• **TASK OBJECTIVE**
Gather all lines with the word "severa" in them.

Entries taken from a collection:
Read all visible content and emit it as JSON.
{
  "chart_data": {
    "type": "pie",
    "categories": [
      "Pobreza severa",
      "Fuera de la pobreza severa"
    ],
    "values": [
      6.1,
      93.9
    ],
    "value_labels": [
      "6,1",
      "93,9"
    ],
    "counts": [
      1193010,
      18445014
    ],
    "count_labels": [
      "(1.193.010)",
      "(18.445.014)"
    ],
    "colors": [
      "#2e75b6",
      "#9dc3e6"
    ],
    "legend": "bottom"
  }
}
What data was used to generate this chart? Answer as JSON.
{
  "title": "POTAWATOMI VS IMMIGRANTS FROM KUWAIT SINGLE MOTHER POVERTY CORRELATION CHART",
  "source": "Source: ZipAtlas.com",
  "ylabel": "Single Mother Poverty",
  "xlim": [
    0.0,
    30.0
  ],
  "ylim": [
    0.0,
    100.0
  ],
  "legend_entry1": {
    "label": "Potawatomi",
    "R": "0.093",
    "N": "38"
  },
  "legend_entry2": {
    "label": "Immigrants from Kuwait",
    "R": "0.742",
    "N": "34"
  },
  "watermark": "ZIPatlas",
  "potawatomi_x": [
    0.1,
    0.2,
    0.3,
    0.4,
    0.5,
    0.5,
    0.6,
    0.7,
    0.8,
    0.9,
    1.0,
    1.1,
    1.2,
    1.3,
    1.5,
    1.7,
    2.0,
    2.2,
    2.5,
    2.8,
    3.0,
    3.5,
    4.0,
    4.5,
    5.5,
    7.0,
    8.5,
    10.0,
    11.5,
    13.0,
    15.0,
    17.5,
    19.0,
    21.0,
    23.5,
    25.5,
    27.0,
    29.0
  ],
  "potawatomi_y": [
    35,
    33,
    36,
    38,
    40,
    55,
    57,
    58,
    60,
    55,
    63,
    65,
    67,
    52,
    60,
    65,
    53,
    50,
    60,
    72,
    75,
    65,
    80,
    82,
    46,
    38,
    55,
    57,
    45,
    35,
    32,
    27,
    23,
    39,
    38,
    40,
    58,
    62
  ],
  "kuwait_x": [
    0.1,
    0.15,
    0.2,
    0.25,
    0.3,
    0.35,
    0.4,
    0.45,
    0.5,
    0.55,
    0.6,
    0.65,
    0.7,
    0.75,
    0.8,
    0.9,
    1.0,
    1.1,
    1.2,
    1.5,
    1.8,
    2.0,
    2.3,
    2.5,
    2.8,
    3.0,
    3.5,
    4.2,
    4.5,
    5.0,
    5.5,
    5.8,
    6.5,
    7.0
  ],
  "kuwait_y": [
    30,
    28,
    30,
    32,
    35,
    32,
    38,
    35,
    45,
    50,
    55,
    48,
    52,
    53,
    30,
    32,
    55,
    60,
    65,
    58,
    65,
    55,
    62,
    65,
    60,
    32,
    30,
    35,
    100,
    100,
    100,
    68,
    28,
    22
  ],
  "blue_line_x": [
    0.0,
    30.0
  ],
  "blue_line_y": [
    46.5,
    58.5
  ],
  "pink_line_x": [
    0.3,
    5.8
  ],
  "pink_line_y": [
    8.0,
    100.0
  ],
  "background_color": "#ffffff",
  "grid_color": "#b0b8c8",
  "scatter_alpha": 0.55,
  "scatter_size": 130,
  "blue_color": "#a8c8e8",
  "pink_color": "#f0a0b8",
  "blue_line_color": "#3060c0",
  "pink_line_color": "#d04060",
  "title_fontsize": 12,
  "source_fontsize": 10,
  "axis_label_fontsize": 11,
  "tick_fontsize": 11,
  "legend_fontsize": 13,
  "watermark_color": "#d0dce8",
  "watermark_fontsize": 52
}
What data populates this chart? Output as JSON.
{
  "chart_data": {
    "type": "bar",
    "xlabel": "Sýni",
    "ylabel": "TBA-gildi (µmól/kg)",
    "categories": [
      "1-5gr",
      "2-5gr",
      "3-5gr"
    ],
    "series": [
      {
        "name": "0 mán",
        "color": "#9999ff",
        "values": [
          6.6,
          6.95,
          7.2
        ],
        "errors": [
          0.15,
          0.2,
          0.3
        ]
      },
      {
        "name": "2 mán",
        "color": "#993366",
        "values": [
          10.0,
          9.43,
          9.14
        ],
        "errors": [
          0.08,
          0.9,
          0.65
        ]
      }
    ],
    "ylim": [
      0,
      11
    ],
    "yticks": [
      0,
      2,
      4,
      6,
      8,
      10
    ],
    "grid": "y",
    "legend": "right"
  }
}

• **ANSWER FOR THIS EXERCISE**
      "Pobreza severa",
      "Fuera de la pobreza severa"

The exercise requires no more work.